EXTRACTED DATA START

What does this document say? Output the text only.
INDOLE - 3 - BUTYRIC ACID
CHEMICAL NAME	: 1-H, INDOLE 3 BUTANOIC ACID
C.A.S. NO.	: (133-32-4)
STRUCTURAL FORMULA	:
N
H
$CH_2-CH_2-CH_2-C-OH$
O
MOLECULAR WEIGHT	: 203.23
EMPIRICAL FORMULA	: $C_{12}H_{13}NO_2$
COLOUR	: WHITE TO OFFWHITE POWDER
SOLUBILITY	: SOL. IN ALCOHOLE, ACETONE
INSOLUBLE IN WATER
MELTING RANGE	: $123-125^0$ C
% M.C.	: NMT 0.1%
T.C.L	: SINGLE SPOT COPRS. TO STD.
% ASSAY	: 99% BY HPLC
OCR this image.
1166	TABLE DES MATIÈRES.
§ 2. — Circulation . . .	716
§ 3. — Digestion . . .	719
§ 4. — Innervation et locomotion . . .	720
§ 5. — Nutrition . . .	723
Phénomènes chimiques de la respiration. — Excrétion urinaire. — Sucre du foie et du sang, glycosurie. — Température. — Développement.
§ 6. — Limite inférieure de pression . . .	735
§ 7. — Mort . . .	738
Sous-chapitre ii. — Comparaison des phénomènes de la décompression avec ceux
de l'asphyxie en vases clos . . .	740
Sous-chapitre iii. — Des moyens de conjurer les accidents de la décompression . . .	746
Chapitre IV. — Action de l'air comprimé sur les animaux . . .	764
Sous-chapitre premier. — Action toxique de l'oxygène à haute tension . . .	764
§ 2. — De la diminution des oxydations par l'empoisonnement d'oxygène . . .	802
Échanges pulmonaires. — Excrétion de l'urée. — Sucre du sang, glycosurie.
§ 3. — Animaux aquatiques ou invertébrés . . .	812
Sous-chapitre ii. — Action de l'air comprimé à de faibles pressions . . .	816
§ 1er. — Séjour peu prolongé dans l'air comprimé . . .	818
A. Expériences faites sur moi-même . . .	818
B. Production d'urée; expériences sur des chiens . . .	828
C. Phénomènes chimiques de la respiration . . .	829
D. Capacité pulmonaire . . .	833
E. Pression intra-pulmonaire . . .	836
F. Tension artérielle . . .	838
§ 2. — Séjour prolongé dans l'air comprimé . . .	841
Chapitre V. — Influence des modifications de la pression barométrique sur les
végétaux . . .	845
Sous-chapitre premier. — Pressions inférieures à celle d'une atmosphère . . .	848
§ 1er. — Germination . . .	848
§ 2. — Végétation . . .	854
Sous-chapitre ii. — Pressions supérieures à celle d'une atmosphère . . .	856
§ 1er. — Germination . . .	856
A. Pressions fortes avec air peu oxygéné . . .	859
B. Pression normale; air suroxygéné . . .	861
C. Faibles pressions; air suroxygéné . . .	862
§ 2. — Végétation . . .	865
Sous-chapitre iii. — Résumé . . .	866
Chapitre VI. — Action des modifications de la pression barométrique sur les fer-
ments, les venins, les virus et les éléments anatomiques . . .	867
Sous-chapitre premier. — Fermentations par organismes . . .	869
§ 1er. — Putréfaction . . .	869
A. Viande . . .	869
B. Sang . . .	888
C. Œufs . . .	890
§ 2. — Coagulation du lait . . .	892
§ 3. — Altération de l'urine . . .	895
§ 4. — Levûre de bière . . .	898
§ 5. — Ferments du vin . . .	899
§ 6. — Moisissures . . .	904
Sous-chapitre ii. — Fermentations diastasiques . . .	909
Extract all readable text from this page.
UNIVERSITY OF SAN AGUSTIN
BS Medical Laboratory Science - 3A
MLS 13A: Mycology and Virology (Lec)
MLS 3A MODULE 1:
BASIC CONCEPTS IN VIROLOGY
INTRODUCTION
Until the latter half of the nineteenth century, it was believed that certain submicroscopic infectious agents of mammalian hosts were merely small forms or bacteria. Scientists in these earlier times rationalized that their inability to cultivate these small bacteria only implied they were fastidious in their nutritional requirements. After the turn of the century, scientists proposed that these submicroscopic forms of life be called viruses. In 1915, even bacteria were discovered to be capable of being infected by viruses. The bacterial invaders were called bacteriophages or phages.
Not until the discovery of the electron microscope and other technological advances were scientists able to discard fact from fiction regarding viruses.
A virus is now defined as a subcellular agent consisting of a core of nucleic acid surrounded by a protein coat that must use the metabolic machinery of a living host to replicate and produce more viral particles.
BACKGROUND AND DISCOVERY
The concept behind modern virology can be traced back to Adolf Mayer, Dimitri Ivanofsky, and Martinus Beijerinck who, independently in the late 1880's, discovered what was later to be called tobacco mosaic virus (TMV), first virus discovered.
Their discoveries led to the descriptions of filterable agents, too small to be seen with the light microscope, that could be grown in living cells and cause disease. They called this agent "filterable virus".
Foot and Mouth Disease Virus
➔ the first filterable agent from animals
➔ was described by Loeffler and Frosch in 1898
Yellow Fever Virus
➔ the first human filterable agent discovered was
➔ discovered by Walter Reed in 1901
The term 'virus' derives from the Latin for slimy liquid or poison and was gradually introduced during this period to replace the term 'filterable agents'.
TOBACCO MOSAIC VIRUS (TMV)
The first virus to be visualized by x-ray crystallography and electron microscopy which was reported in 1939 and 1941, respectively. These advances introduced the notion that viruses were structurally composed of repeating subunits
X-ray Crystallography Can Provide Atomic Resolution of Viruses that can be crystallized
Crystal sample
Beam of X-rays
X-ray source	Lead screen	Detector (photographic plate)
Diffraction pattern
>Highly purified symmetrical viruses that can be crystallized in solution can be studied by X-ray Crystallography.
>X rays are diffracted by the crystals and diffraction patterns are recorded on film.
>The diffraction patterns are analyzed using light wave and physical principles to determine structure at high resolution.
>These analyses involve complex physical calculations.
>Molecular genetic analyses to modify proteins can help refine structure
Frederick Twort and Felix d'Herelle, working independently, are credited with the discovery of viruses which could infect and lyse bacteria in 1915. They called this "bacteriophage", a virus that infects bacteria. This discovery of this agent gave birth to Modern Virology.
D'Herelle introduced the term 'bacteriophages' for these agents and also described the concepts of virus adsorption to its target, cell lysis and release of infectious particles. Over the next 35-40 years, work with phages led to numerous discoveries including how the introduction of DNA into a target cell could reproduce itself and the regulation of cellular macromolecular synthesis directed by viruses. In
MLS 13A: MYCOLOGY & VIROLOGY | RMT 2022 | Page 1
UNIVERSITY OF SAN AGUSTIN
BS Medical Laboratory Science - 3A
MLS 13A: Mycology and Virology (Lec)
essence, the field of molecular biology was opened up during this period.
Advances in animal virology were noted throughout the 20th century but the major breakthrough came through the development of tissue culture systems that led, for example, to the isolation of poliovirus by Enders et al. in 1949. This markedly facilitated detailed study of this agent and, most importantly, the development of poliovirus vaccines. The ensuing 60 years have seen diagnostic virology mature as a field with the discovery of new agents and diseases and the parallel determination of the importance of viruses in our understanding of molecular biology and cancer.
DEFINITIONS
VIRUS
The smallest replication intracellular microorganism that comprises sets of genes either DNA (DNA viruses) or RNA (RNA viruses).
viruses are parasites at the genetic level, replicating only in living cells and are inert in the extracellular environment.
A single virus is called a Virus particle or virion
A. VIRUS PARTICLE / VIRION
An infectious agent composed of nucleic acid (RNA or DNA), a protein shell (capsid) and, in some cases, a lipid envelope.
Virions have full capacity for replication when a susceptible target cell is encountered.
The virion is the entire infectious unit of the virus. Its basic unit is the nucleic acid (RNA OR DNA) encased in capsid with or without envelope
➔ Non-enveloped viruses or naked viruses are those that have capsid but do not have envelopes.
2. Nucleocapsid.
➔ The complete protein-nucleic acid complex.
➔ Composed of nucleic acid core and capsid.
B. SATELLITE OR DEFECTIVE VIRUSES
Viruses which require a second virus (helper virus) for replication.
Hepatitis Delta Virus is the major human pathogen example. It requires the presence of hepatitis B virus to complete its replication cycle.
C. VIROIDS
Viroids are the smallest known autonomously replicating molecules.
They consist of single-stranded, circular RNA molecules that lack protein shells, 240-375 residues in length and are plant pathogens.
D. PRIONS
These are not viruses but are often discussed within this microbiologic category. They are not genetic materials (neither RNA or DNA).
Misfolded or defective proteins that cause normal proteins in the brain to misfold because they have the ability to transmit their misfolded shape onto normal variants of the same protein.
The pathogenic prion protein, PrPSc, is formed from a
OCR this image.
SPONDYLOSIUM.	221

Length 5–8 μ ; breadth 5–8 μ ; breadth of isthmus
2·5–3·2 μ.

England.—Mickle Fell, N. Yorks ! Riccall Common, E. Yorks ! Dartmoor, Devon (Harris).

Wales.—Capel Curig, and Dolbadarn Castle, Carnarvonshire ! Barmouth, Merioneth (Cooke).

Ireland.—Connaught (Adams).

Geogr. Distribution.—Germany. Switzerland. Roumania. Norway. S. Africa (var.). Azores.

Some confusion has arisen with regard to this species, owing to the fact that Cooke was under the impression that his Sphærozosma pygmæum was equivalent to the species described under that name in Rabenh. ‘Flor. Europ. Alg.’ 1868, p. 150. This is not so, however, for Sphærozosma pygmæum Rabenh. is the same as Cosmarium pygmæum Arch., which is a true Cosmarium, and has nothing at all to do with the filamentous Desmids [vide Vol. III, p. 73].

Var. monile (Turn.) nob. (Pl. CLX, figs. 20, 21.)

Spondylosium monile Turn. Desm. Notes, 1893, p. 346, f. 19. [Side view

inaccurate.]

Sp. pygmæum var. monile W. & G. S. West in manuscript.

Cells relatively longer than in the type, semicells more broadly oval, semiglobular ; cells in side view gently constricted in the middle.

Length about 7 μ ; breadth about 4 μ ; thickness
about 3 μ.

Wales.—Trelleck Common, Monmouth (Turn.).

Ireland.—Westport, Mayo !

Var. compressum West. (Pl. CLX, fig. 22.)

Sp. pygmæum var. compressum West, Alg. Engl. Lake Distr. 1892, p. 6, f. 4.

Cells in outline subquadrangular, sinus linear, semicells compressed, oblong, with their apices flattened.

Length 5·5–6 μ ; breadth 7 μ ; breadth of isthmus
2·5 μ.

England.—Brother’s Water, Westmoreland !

EXTRACTED DATA END

• [PROBLEM TO SOLVE]
Each line of the entries above that includes the string "phages" should be copied out.

• [RESPONSE AREA]
Until the latter half of the nineteenth century, it was believed that certain submicroscopic infectious agents of mammalian hosts were merely small forms or bacteria. Scientists in these earlier times rationalized that their inability to cultivate these small bacteria only implied they were fastidious in their nutritional requirements. After the turn of the century, scientists proposed that these submicroscopic forms of life be called viruses. In 1915, even bacteria were discovered to be capable of being infected by viruses. The bacterial invaders were called bacteriophages or phages.
D'Herelle introduced the term 'bacteriophages' for these agents and also described the concepts of virus adsorption to its target, cell lysis and release of infectious particles. Over the next 35-40 years, work with phages led to numerous discoveries including how the introduction of DNA into a target cell could reproduce itself and the regulation of cellular macromolecular synthesis directed by viruses. In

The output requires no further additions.